— START MATERIAL SUPPLIED —
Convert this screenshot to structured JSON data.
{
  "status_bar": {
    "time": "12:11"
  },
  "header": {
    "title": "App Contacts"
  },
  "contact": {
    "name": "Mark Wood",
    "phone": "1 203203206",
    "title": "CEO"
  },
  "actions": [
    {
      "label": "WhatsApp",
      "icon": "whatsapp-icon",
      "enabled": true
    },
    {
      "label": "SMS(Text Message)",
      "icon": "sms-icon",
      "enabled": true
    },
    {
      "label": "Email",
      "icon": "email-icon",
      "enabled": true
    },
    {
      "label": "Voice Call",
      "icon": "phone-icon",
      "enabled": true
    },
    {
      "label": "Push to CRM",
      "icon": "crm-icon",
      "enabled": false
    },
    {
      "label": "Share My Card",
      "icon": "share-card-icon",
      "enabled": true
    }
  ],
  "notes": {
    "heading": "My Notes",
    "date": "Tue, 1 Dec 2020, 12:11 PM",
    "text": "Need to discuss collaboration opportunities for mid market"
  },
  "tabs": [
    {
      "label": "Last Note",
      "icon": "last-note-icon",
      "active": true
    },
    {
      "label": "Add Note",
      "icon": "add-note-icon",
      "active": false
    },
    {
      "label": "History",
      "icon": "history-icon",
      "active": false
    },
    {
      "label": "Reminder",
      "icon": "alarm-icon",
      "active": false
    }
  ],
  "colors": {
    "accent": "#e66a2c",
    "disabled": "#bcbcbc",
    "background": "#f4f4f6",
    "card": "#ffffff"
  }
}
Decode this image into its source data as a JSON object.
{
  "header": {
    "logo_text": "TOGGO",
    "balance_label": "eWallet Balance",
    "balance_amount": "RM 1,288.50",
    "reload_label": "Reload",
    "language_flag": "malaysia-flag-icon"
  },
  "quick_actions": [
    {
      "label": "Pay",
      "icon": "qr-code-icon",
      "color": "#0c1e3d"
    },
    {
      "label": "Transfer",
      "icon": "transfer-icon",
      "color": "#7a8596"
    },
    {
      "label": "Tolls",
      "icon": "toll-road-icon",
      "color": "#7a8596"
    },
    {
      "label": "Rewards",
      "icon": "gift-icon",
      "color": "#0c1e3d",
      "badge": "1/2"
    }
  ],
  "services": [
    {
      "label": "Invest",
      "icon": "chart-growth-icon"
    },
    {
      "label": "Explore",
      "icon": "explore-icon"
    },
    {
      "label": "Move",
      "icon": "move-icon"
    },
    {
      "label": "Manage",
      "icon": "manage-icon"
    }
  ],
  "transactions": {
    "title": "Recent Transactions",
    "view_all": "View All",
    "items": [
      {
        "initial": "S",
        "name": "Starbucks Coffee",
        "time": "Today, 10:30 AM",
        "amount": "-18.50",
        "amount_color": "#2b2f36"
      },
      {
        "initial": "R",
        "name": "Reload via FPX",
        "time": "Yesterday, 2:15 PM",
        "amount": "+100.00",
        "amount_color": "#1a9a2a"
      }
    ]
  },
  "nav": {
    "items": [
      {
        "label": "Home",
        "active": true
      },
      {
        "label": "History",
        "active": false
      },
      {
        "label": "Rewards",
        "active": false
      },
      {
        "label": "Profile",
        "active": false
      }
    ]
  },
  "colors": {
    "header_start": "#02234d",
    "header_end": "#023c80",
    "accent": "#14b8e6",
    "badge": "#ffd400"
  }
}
— END MATERIAL SUPPLIED —
JOB: Copy every line that contains the string "name".

EXPECTED ANSWER:
    "name": "Mark Wood",
        "name": "Starbucks Coffee",
        "name": "Reload via FPX",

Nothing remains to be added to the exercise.